Task details —
Show all lines from the listing below that contain "text".

-- BEGIN Records to use --

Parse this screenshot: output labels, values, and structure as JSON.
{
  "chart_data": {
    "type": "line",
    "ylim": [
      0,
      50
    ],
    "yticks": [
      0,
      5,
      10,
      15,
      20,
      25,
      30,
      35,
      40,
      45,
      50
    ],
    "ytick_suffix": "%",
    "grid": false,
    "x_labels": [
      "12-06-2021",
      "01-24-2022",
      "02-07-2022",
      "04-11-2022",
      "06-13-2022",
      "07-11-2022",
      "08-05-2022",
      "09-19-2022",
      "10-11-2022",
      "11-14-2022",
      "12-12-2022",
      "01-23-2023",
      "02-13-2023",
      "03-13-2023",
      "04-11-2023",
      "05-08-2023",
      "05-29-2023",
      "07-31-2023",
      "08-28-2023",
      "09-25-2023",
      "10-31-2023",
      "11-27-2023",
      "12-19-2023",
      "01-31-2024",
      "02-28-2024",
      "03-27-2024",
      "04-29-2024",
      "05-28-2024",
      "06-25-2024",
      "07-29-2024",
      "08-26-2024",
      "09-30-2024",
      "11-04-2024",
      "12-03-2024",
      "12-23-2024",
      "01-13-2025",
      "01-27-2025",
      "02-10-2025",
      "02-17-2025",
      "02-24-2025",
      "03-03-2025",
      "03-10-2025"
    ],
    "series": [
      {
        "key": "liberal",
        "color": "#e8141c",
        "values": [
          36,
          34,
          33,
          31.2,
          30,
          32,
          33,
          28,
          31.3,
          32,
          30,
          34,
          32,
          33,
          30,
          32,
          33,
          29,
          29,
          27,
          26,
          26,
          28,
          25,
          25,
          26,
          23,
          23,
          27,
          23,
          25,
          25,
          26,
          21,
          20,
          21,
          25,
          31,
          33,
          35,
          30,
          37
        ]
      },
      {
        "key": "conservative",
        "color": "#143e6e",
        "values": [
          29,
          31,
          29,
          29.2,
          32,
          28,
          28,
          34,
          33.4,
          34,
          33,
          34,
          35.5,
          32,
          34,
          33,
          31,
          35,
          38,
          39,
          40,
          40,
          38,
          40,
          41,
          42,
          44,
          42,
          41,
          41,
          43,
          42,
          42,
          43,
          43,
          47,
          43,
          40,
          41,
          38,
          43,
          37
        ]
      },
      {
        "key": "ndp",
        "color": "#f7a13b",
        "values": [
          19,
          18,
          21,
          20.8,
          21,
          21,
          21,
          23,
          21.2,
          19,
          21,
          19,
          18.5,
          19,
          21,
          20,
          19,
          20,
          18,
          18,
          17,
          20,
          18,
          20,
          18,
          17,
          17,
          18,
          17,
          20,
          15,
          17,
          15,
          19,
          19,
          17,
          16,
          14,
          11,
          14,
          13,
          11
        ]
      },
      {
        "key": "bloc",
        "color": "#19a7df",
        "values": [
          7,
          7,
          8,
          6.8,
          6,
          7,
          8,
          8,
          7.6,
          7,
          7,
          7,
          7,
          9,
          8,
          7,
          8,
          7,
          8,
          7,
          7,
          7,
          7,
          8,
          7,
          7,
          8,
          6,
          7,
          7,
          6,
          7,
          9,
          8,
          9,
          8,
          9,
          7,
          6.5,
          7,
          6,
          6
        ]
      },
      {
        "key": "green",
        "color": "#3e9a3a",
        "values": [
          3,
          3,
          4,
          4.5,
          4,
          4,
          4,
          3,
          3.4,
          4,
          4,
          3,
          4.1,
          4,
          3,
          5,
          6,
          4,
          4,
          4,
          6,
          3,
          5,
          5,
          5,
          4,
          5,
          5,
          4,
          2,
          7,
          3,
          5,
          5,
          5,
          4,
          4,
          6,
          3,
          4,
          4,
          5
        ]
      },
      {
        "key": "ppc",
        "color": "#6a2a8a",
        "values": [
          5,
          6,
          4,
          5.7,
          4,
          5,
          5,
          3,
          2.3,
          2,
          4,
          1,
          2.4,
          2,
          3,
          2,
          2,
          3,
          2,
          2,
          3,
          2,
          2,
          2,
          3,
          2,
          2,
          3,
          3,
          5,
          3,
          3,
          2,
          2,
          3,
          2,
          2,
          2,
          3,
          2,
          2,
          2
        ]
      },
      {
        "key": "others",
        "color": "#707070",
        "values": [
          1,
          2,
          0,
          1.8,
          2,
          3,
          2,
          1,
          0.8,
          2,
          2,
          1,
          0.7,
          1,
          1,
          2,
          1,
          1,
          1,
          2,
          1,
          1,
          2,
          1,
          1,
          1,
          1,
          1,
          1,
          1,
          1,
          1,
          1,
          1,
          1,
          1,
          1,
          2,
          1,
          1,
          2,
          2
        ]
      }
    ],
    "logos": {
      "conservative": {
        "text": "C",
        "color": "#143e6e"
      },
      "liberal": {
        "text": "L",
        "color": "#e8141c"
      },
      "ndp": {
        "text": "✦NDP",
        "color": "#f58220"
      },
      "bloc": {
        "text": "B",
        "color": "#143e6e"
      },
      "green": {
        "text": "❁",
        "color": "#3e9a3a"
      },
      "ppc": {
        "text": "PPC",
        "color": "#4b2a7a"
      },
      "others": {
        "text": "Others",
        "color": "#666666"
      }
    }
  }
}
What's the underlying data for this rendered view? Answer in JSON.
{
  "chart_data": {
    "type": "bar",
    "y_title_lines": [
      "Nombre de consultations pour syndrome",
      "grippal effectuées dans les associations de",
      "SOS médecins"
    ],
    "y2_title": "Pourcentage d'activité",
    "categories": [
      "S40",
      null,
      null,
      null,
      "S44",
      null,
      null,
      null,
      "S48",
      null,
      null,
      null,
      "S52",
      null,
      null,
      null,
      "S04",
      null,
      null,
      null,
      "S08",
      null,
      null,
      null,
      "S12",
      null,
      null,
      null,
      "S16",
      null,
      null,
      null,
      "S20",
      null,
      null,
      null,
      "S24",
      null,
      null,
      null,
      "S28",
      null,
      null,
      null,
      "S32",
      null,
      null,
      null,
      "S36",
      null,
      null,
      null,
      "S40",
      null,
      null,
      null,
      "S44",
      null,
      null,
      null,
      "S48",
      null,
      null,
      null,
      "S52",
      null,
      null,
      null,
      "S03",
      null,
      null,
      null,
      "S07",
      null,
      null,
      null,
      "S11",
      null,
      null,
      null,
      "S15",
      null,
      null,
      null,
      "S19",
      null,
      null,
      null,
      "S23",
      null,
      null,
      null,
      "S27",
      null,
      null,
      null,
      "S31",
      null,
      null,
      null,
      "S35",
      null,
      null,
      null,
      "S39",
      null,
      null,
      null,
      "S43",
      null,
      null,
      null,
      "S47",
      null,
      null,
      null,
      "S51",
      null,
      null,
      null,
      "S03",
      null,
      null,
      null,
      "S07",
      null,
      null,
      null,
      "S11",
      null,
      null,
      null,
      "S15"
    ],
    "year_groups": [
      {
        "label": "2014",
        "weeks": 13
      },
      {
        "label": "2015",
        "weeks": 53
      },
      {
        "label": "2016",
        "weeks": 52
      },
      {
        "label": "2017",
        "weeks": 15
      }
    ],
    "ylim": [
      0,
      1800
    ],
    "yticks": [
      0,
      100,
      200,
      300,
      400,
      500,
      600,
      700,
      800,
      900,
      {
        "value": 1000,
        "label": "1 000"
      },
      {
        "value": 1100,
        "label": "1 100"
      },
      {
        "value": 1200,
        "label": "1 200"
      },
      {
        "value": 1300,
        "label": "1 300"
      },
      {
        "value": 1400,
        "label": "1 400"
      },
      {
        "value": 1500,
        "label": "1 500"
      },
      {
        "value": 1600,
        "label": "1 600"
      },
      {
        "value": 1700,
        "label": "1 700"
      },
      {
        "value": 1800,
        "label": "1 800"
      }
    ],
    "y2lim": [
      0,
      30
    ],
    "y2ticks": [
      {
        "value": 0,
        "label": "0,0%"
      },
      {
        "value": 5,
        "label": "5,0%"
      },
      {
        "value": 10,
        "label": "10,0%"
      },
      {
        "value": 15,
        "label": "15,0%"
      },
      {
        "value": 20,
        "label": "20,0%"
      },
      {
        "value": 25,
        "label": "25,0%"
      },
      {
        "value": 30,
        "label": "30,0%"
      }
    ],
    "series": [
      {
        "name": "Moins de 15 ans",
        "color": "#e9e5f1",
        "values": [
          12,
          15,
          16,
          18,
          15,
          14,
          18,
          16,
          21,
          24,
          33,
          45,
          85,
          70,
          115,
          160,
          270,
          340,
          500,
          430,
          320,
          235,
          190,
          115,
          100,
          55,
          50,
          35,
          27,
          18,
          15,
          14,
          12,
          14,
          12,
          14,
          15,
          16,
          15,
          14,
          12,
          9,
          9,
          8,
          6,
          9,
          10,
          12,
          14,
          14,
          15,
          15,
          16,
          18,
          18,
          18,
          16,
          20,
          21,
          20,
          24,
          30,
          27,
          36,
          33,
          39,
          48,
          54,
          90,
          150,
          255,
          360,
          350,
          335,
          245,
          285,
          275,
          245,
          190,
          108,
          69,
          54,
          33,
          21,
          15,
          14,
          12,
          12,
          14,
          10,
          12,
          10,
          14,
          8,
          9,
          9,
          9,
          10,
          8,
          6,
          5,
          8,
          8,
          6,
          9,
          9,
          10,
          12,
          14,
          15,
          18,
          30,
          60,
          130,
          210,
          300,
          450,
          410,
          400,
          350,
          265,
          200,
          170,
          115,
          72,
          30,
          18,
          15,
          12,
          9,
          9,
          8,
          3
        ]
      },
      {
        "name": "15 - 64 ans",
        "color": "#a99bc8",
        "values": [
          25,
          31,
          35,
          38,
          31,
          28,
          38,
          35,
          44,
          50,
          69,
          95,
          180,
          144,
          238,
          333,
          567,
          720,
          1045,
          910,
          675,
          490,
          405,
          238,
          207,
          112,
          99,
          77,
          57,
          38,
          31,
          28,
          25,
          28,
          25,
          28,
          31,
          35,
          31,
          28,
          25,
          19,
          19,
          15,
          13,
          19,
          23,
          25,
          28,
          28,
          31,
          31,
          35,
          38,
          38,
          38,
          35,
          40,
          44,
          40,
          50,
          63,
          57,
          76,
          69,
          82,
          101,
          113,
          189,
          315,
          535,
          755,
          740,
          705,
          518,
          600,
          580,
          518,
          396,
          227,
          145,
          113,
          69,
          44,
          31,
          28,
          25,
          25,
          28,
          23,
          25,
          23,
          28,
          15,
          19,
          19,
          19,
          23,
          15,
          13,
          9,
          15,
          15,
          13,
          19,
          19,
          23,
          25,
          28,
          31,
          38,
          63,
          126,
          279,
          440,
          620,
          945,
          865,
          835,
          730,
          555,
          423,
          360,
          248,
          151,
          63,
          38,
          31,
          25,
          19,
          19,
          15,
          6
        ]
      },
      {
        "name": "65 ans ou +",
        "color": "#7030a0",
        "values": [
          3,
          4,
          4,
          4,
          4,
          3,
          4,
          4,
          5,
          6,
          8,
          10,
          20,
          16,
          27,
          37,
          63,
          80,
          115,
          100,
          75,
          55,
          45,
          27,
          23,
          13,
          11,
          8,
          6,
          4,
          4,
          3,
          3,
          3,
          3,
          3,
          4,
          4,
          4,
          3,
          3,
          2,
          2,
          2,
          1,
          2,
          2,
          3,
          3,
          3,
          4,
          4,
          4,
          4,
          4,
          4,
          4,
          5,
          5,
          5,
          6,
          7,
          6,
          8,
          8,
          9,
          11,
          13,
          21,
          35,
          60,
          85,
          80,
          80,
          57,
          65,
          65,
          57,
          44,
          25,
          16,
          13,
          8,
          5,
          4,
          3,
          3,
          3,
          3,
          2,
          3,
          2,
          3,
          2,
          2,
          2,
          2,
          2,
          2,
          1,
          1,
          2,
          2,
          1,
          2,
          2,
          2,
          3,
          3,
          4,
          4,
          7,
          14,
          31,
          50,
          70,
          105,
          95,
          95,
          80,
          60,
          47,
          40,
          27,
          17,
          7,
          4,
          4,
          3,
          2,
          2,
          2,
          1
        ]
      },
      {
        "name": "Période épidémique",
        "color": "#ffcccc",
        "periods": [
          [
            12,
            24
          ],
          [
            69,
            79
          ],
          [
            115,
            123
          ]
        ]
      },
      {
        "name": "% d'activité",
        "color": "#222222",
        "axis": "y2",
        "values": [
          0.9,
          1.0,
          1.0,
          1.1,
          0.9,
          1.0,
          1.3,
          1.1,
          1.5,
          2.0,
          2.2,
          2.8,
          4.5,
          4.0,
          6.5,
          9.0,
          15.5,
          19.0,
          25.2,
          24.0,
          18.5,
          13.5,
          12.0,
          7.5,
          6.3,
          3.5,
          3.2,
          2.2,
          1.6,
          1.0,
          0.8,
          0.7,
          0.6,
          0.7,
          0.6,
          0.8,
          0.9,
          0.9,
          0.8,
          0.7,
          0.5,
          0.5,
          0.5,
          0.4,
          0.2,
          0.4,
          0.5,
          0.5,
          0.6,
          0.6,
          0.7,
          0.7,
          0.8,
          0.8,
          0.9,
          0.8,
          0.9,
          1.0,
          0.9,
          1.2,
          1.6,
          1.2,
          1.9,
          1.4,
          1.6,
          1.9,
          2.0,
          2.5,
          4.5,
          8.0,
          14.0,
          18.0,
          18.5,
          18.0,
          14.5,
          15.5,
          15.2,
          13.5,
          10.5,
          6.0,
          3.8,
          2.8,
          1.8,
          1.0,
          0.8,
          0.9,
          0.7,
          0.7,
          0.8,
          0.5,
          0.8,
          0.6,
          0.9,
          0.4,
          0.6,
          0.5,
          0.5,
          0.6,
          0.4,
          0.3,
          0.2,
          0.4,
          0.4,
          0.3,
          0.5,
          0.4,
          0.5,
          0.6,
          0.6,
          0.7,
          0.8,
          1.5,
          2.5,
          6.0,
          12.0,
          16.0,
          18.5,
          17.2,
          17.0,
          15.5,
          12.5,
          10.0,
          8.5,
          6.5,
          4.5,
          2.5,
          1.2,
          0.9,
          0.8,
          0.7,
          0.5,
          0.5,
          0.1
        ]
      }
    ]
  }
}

-- END Records to use --

Exercise result —
        "text": "C",
        "text": "L",
        "text": "✦NDP",
        "text": "B",
        "text": "❁",
        "text": "PPC",
        "text": "Others",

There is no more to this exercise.